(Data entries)
-*-*-

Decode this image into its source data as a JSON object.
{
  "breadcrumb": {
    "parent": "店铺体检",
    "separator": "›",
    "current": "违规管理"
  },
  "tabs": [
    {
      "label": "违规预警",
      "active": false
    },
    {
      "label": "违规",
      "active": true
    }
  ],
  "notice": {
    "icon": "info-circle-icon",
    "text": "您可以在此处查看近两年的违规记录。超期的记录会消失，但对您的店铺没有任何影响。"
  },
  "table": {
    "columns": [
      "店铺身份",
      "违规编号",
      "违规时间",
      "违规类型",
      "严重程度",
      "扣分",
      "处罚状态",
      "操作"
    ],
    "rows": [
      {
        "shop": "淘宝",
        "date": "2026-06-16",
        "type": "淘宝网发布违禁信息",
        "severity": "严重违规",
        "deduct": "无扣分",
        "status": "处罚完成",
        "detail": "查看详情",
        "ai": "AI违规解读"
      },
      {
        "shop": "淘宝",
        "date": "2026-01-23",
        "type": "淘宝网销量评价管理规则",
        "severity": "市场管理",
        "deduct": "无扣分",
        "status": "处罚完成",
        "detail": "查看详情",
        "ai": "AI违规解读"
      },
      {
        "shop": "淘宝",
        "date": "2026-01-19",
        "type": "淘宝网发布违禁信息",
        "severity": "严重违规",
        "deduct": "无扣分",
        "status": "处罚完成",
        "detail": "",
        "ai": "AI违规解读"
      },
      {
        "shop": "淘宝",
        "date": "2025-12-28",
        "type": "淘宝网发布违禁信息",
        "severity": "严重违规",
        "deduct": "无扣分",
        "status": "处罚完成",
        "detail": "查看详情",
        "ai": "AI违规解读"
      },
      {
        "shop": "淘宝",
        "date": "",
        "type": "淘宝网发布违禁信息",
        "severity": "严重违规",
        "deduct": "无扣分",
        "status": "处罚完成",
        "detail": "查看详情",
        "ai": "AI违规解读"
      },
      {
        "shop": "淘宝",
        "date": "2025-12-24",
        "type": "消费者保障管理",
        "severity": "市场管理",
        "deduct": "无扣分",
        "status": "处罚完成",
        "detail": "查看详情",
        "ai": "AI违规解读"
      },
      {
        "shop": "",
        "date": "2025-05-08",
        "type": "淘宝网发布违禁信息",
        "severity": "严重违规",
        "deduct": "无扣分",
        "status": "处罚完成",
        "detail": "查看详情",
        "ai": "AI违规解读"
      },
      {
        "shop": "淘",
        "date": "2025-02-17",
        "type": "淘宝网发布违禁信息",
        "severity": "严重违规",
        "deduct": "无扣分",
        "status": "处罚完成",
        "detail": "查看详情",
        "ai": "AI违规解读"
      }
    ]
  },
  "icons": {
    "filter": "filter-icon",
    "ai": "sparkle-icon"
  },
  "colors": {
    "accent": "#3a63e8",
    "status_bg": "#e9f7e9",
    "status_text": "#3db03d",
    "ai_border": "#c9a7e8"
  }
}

-*-*-

_Exercise_. Reproduce the full listing exactly.

_Answer to the task_.
Decode this image into its source data as a JSON object.
{
  "breadcrumb": {
    "parent": "店铺体检",
    "separator": "›",
    "current": "违规管理"
  },
  "tabs": [
    {
      "label": "违规预警",
      "active": false
    },
    {
      "label": "违规",
      "active": true
    }
  ],
  "notice": {
    "icon": "info-circle-icon",
    "text": "您可以在此处查看近两年的违规记录。超期的记录会消失，但对您的店铺没有任何影响。"
  },
  "table": {
    "columns": [
      "店铺身份",
      "违规编号",
      "违规时间",
      "违规类型",
      "严重程度",
      "扣分",
      "处罚状态",
      "操作"
    ],
    "rows": [
      {
        "shop": "淘宝",
        "date": "2026-06-16",
        "type": "淘宝网发布违禁信息",
        "severity": "严重违规",
        "deduct": "无扣分",
        "status": "处罚完成",
        "detail": "查看详情",
        "ai": "AI违规解读"
      },
      {
        "shop": "淘宝",
        "date": "2026-01-23",
        "type": "淘宝网销量评价管理规则",
        "severity": "市场管理",
        "deduct": "无扣分",
        "status": "处罚完成",
        "detail": "查看详情",
        "ai": "AI违规解读"
      },
      {
        "shop": "淘宝",
        "date": "2026-01-19",
        "type": "淘宝网发布违禁信息",
        "severity": "严重违规",
        "deduct": "无扣分",
        "status": "处罚完成",
        "detail": "",
        "ai": "AI违规解读"
      },
      {
        "shop": "淘宝",
        "date": "2025-12-28",
        "type": "淘宝网发布违禁信息",
        "severity": "严重违规",
        "deduct": "无扣分",
        "status": "处罚完成",
        "detail": "查看详情",
        "ai": "AI违规解读"
      },
      {
        "shop": "淘宝",
        "date": "",
        "type": "淘宝网发布违禁信息",
        "severity": "严重违规",
        "deduct": "无扣分",
        "status": "处罚完成",
        "detail": "查看详情",
        "ai": "AI违规解读"
      },
      {
        "shop": "淘宝",
        "date": "2025-12-24",
        "type": "消费者保障管理",
        "severity": "市场管理",
        "deduct": "无扣分",
        "status": "处罚完成",
        "detail": "查看详情",
        "ai": "AI违规解读"
      },
      {
        "shop": "",
        "date": "2025-05-08",
        "type": "淘宝网发布违禁信息",
        "severity": "严重违规",
        "deduct": "无扣分",
        "status": "处罚完成",
        "detail": "查看详情",
        "ai": "AI违规解读"
      },
      {
        "shop": "淘",
        "date": "2025-02-17",
        "type": "淘宝网发布违禁信息",
        "severity": "严重违规",
        "deduct": "无扣分",
        "status": "处罚完成",
        "detail": "查看详情",
        "ai": "AI违规解读"
      }
    ]
  },
  "icons": {
    "filter": "filter-icon",
    "ai": "sparkle-icon"
  },
  "colors": {
    "accent": "#3a63e8",
    "status_bg": "#e9f7e9",
    "status_text": "#3db03d",
    "ai_border": "#c9a7e8"
  }
}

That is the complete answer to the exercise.